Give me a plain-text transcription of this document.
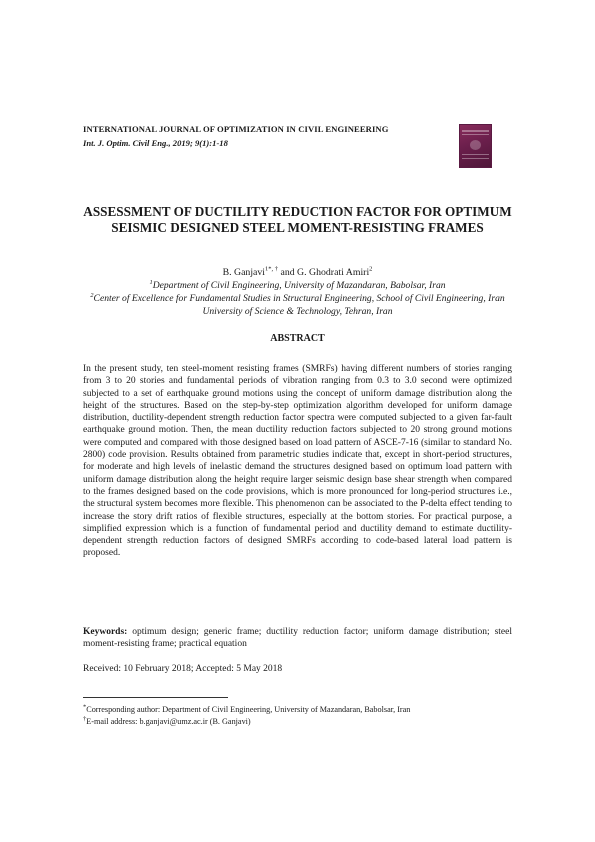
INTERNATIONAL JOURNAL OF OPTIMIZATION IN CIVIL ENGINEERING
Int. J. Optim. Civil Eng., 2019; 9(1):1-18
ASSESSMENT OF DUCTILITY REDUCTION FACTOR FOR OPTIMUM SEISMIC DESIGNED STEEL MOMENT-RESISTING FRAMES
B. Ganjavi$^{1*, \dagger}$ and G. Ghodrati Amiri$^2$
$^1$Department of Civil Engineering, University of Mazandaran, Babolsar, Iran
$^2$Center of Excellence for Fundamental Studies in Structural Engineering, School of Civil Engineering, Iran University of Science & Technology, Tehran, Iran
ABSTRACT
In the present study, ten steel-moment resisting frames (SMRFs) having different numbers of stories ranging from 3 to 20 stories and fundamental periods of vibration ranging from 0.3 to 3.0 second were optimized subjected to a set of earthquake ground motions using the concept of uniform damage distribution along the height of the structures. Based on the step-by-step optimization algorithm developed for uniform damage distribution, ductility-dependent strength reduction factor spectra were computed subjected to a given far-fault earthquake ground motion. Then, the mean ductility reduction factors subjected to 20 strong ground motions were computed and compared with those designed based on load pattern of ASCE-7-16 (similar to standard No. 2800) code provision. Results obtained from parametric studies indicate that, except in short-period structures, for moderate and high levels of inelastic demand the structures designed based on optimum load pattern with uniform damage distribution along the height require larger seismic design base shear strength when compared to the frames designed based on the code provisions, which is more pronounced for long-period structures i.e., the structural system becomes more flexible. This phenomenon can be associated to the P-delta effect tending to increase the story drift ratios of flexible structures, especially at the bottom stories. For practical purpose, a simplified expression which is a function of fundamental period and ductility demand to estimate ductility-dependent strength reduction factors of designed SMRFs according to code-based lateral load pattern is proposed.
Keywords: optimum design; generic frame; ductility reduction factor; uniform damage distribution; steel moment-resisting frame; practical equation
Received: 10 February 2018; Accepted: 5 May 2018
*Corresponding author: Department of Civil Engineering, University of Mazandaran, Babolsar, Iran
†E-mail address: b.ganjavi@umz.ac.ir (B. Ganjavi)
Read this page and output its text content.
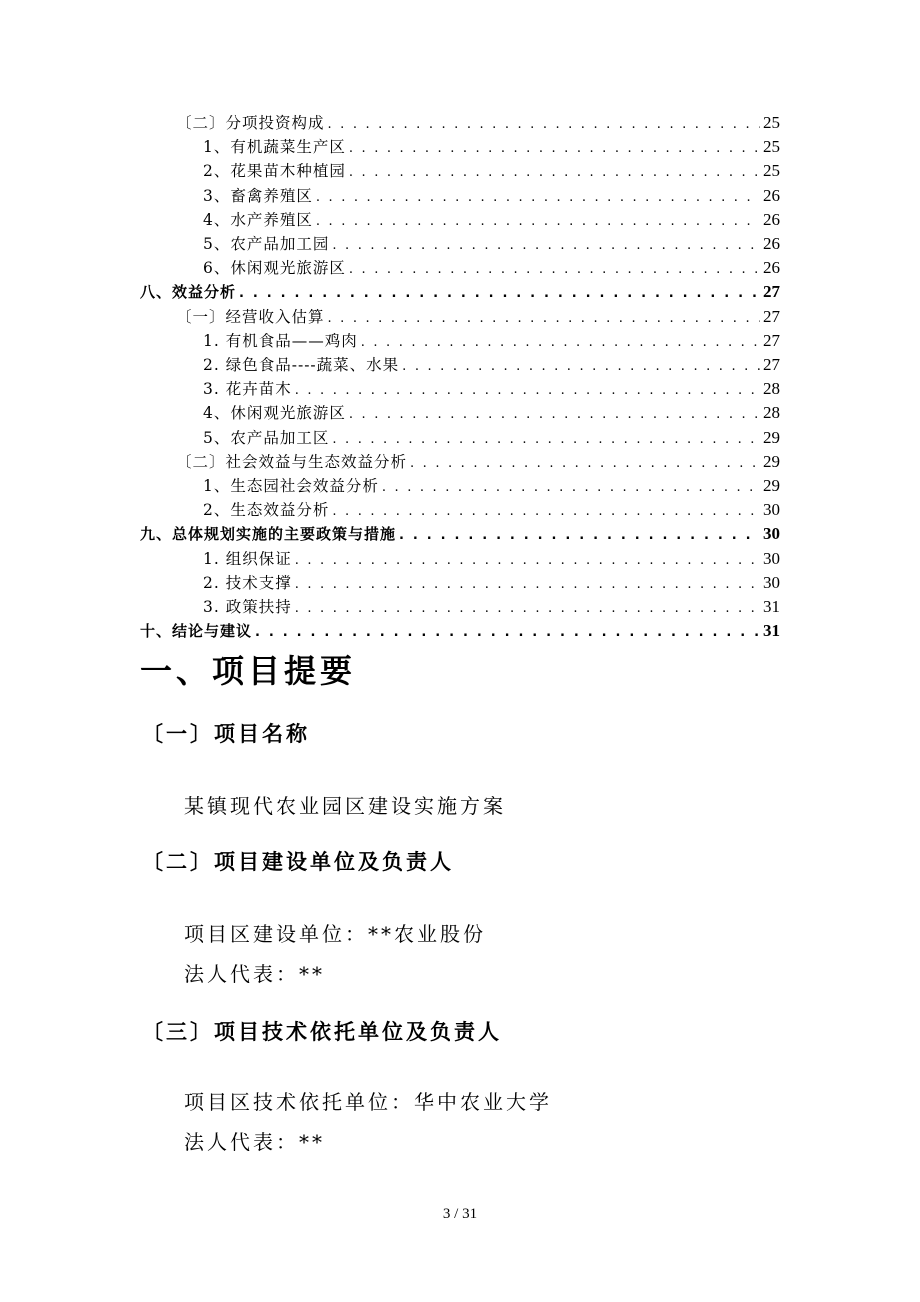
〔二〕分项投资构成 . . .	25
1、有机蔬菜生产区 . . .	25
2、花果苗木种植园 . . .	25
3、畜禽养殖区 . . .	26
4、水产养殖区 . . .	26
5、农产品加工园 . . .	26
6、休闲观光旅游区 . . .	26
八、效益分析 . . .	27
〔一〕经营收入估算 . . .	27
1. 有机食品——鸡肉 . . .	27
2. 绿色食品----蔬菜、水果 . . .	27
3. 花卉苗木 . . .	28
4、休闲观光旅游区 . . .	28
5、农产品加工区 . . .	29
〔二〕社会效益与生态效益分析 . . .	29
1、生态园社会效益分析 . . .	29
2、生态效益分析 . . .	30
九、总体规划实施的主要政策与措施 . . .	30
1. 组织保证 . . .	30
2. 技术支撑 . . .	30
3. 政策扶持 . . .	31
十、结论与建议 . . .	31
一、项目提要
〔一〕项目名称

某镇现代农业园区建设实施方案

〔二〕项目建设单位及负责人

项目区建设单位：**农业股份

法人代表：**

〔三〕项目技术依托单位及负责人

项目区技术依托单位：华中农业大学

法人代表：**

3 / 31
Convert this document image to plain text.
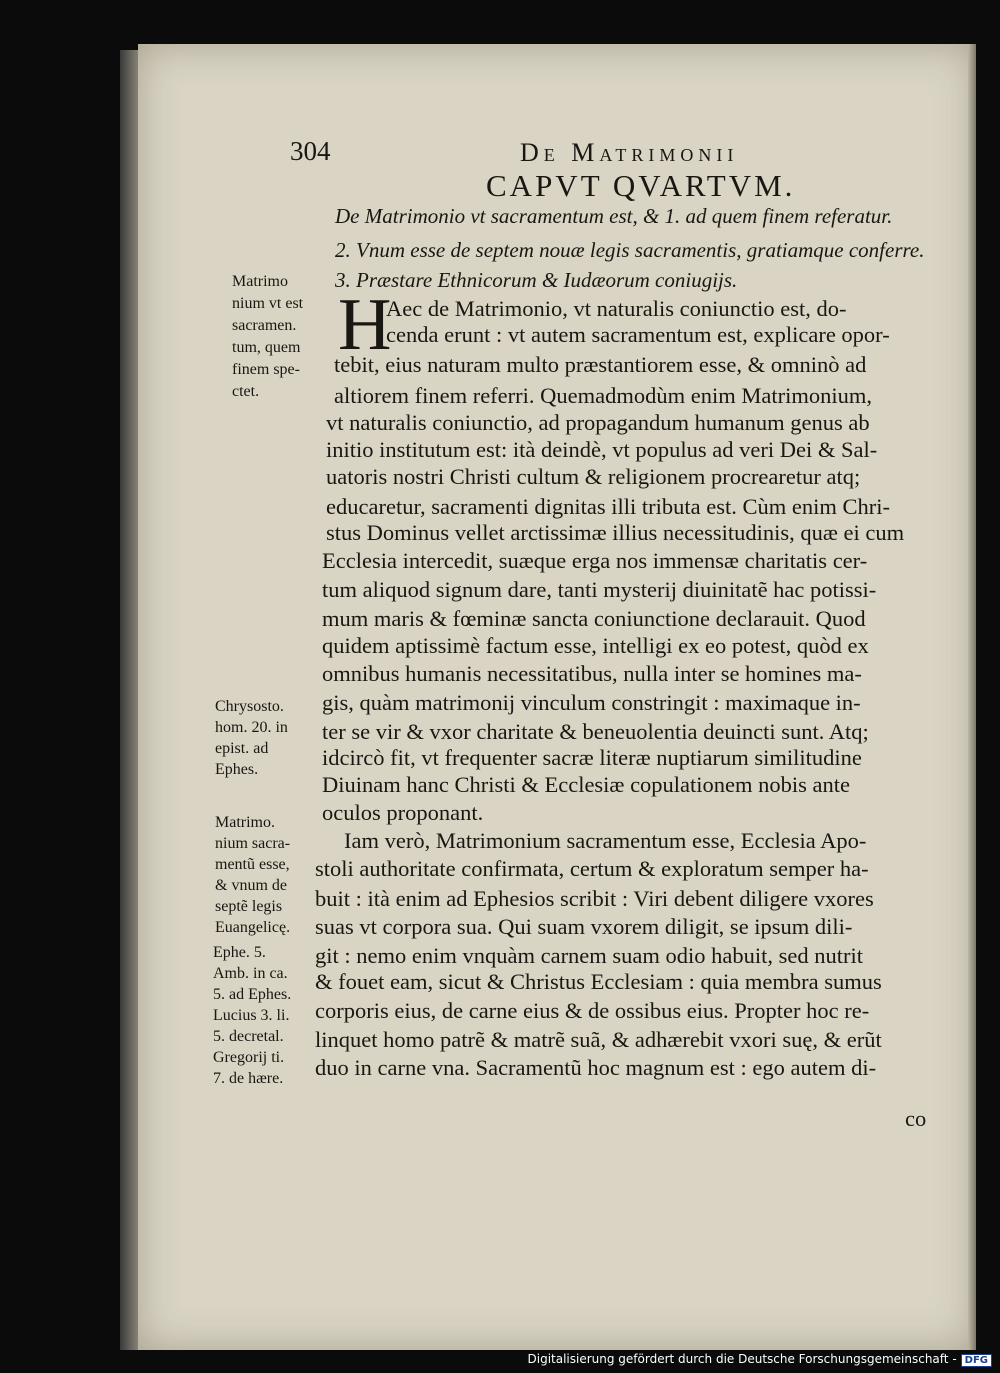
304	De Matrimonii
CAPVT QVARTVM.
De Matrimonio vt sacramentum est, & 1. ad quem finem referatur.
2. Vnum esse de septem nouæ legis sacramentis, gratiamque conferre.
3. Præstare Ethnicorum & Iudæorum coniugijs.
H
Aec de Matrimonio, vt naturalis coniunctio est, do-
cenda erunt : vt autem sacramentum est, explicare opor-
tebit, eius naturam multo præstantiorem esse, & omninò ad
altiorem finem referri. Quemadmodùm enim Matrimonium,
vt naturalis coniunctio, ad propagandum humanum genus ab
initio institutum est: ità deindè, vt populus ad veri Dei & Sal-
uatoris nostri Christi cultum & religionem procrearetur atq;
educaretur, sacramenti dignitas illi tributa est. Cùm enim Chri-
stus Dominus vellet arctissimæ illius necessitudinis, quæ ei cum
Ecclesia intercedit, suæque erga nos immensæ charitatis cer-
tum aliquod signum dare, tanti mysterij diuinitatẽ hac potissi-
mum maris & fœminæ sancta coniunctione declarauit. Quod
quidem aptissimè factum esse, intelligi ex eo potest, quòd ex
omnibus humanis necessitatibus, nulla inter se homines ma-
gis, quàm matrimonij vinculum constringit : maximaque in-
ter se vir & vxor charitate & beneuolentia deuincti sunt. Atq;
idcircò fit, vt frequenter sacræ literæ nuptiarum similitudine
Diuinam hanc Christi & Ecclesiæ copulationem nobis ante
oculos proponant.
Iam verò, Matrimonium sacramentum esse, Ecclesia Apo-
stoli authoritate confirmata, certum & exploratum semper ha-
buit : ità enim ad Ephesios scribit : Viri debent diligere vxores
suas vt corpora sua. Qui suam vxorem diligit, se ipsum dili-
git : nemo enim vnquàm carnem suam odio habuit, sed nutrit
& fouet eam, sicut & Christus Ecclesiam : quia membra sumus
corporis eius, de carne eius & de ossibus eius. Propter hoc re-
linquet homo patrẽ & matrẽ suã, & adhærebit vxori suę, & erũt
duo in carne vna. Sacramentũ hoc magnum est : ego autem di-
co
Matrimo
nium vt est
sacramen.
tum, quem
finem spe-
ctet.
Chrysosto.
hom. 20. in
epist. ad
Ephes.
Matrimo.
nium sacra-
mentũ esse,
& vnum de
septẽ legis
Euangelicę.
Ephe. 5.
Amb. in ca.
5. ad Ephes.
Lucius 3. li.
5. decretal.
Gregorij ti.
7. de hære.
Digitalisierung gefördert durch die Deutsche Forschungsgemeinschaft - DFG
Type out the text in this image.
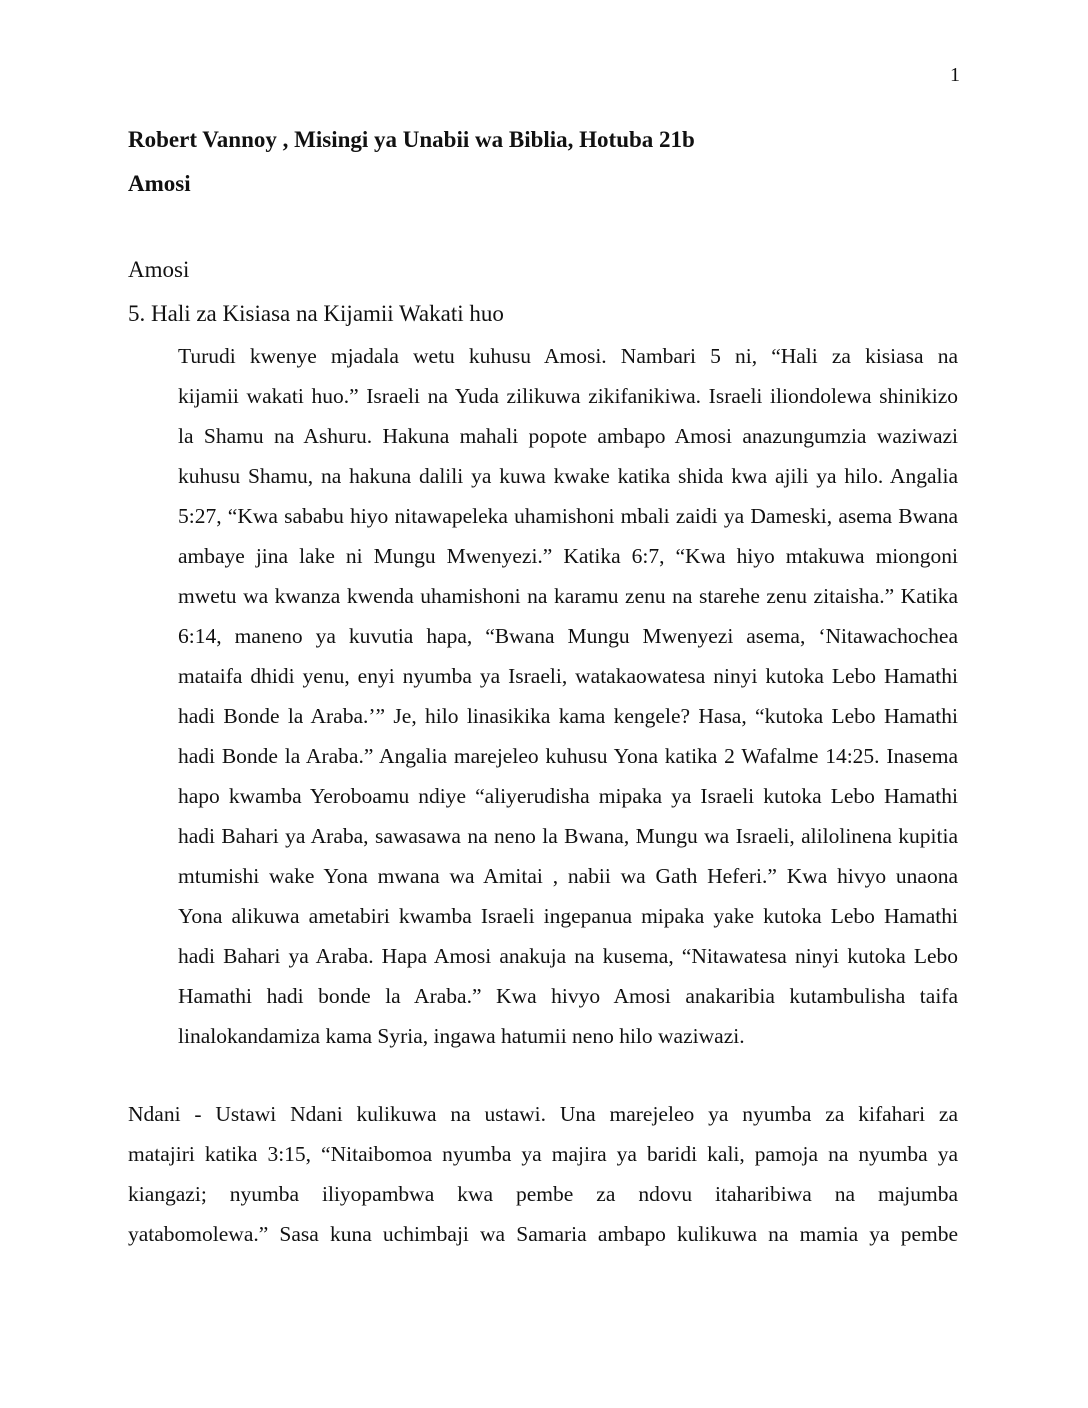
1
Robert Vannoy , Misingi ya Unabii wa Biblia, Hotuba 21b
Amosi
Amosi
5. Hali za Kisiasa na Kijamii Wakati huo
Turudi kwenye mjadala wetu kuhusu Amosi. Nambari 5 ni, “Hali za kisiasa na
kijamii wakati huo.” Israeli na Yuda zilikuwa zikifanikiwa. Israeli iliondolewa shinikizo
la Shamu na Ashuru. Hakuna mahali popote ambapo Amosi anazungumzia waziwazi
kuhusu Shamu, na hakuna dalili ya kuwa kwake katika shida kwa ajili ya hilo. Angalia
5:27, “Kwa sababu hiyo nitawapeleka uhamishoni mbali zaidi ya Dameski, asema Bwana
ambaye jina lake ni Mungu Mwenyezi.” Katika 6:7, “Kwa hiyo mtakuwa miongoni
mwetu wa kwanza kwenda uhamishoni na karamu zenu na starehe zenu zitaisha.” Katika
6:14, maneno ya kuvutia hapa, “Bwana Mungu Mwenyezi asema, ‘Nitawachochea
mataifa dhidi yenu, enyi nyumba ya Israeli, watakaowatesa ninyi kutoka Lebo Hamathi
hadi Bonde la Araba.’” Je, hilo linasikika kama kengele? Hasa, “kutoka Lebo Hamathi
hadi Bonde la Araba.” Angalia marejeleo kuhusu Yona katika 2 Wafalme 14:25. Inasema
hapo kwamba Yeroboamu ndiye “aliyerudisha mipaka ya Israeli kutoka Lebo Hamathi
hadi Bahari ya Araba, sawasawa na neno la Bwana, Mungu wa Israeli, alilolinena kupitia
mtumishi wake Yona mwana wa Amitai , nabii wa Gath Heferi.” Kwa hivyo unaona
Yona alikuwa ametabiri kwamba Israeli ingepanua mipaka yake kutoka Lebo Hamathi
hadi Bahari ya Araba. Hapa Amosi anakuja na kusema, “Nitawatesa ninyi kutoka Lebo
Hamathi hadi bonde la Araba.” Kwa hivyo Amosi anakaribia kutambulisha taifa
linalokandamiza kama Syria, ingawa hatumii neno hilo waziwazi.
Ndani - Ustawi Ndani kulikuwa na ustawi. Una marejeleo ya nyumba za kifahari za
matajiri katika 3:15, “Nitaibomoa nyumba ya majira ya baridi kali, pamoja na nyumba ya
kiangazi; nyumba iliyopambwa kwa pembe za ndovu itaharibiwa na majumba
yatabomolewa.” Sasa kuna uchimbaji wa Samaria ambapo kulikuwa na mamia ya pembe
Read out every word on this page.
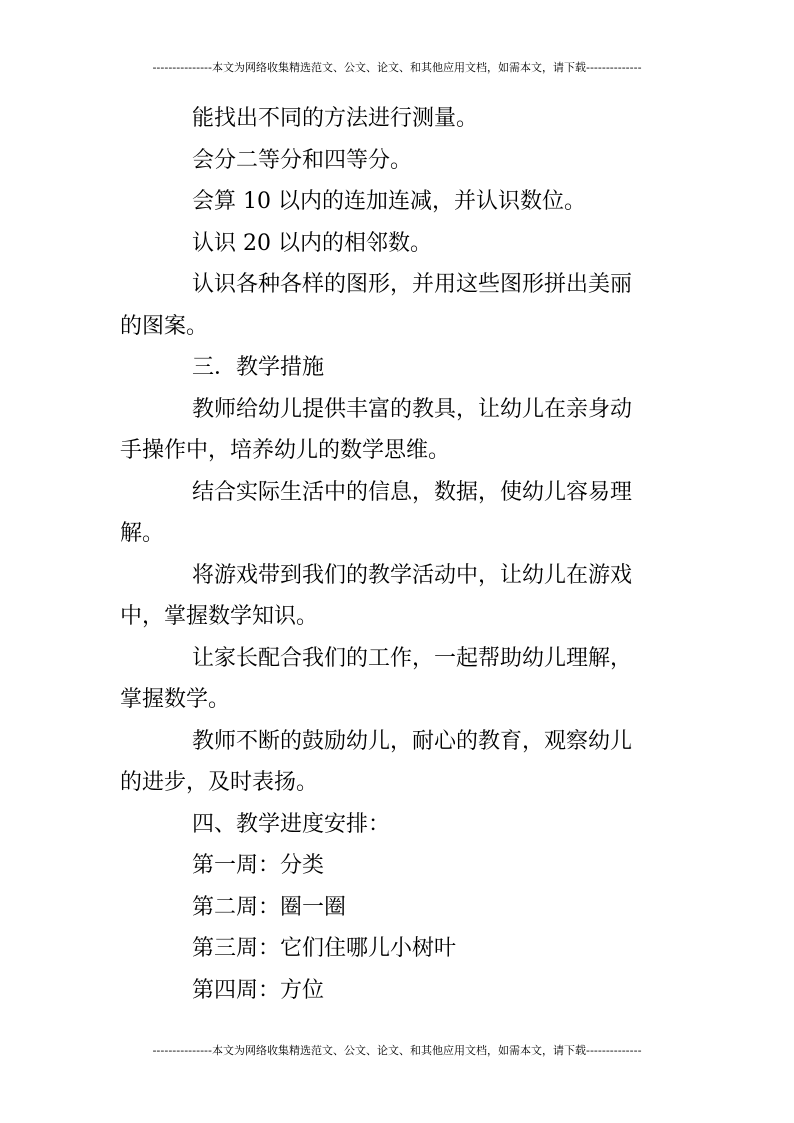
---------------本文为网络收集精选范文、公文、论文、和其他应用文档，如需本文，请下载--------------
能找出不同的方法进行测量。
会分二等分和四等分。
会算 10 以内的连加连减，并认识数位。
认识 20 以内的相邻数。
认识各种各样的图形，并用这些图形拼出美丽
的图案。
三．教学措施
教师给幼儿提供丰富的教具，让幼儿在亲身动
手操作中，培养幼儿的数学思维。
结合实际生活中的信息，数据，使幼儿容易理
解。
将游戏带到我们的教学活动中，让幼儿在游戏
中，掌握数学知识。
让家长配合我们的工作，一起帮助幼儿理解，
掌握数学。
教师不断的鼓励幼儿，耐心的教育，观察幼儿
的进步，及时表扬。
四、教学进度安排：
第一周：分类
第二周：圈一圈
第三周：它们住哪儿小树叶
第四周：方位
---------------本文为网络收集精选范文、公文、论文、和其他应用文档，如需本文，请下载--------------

__GIVEN INSTRUCTION__
Which lines above hold the word "kuhusu"? Copy each of them.

__CORRECT OUTPUT__
Turudi kwenye mjadala wetu kuhusu Amosi. Nambari 5 ni, “Hali za kisiasa na
kuhusu Shamu, na hakuna dalili ya kuwa kwake katika shida kwa ajili ya hilo. Angalia
hadi Bonde la Araba.” Angalia marejeleo kuhusu Yona katika 2 Wafalme 14:25. Inasema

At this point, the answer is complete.